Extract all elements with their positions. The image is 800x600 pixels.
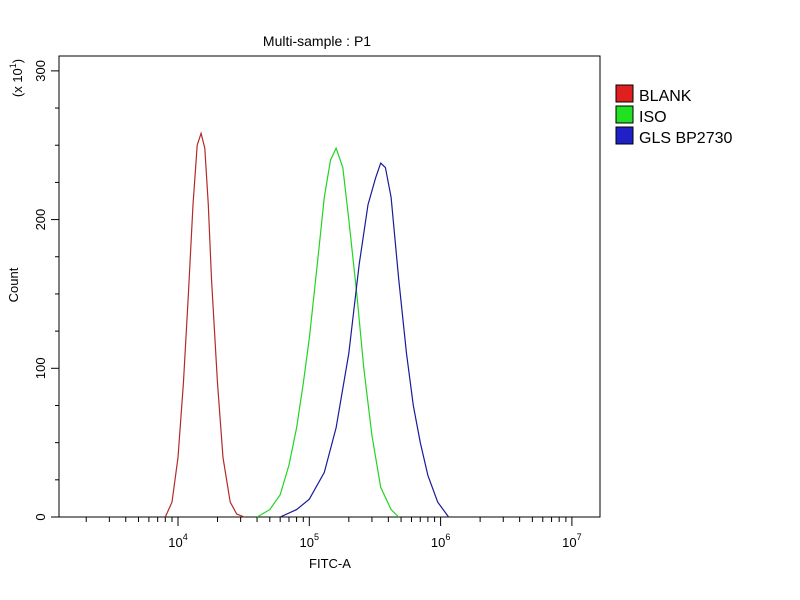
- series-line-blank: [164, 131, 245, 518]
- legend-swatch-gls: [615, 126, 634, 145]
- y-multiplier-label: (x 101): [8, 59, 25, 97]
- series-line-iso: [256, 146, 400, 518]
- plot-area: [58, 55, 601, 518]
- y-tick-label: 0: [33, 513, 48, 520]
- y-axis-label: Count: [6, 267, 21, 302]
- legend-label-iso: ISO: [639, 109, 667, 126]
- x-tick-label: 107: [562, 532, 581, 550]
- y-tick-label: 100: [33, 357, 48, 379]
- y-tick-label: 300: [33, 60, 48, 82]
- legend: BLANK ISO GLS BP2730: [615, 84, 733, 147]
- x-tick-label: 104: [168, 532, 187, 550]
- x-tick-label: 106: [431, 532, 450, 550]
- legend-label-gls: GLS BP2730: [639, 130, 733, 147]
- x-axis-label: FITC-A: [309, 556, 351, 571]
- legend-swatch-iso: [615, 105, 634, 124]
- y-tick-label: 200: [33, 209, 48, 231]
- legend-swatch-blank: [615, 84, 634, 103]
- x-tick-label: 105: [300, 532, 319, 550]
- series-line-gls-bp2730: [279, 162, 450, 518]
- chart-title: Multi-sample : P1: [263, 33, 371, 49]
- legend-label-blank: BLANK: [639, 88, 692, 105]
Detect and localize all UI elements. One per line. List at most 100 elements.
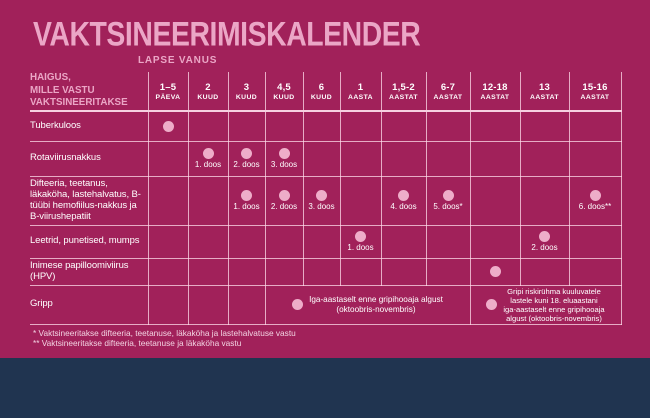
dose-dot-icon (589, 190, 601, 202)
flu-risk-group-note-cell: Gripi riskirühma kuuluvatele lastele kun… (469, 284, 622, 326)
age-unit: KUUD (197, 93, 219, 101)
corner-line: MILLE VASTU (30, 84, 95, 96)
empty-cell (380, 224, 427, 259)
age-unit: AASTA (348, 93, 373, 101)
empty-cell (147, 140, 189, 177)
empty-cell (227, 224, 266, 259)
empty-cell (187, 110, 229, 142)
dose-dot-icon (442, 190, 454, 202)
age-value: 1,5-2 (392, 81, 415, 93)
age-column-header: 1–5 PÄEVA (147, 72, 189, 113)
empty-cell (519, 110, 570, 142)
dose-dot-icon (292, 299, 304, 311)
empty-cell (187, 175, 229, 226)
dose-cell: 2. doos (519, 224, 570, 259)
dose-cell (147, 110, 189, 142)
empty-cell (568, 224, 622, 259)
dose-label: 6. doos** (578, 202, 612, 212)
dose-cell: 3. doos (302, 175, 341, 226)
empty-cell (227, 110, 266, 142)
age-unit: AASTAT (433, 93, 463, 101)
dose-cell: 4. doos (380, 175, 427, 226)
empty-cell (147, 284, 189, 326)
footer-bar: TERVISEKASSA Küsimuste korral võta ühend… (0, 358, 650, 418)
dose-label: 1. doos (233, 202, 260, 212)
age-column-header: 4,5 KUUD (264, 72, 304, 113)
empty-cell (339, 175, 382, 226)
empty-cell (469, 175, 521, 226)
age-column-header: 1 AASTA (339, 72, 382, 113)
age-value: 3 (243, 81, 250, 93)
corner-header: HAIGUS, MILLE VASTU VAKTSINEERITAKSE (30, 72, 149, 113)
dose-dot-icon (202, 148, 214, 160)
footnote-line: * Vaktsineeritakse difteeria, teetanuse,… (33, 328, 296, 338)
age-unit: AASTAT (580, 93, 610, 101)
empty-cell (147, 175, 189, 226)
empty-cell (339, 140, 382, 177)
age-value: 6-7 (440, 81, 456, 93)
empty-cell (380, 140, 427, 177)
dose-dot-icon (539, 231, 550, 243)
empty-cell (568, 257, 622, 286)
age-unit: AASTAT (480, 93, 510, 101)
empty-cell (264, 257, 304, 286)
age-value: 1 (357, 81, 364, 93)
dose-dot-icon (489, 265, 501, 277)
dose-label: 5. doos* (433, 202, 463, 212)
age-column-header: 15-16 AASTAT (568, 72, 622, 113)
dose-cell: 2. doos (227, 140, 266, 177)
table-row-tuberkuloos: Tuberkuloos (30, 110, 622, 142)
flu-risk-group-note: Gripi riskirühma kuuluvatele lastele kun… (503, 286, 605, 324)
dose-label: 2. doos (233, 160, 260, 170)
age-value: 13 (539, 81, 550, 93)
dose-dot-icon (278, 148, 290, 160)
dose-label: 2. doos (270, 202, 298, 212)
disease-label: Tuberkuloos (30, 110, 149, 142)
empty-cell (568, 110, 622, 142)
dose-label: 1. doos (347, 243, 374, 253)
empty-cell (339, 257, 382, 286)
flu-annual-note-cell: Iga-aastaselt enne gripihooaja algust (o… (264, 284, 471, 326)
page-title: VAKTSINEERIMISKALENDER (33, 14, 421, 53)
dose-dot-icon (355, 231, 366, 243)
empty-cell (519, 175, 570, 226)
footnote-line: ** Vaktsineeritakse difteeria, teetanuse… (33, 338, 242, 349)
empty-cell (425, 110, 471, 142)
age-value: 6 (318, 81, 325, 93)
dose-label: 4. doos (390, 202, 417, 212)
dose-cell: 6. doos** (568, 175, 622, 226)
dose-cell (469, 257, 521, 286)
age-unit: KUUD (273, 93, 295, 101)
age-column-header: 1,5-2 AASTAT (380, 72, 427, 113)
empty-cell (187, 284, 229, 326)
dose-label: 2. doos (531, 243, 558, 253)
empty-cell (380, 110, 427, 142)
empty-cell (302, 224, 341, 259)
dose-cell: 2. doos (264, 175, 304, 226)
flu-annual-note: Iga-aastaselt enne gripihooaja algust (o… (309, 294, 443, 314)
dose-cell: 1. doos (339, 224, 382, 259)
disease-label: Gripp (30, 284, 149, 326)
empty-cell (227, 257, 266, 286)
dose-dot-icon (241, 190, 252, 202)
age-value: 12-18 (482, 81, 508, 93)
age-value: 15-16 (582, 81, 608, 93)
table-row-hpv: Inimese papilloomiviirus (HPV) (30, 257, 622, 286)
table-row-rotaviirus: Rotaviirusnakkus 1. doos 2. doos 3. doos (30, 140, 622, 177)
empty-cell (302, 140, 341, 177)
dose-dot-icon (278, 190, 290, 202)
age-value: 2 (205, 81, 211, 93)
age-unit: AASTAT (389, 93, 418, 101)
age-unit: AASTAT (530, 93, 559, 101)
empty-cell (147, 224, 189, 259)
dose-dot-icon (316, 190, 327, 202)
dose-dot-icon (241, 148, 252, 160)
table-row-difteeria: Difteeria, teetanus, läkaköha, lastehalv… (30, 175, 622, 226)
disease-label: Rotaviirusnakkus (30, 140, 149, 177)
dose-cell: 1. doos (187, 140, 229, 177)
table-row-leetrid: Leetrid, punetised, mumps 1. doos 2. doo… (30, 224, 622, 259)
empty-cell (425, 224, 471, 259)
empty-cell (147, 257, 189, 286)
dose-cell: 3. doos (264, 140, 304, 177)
------------------------------
What you have to do:
Can you express the lines from the one containing "- series-line-blank: [164, 131, 245, 518]" up to and including the one containing "- x-tick-label: 107: [562, 532, 581, 550]" as a Markdown table with the columns No. and Line text, leaving out any blank lines?

Result of the exercise:
| No. | Line text |
|---|---|
| 1 | - series-line-blank: [164, 131, 245, 518] |
| 2 | - legend-swatch-gls: [615, 126, 634, 145] |
| 3 | - y-multiplier-label: (x 101): [8, 59, 25, 97] |
| 4 | - series-line-iso: [256, 146, 400, 518] |
| 5 | - plot-area: [58, 55, 601, 518] |
| 6 | - y-tick-label: 0: [33, 513, 48, 520] |
| 7 | - y-axis-label: Count: [6, 267, 21, 302] |
| 8 | - legend-label-iso: ISO: [639, 109, 667, 126] |
| 9 | - x-tick-label: 107: [562, 532, 581, 550] |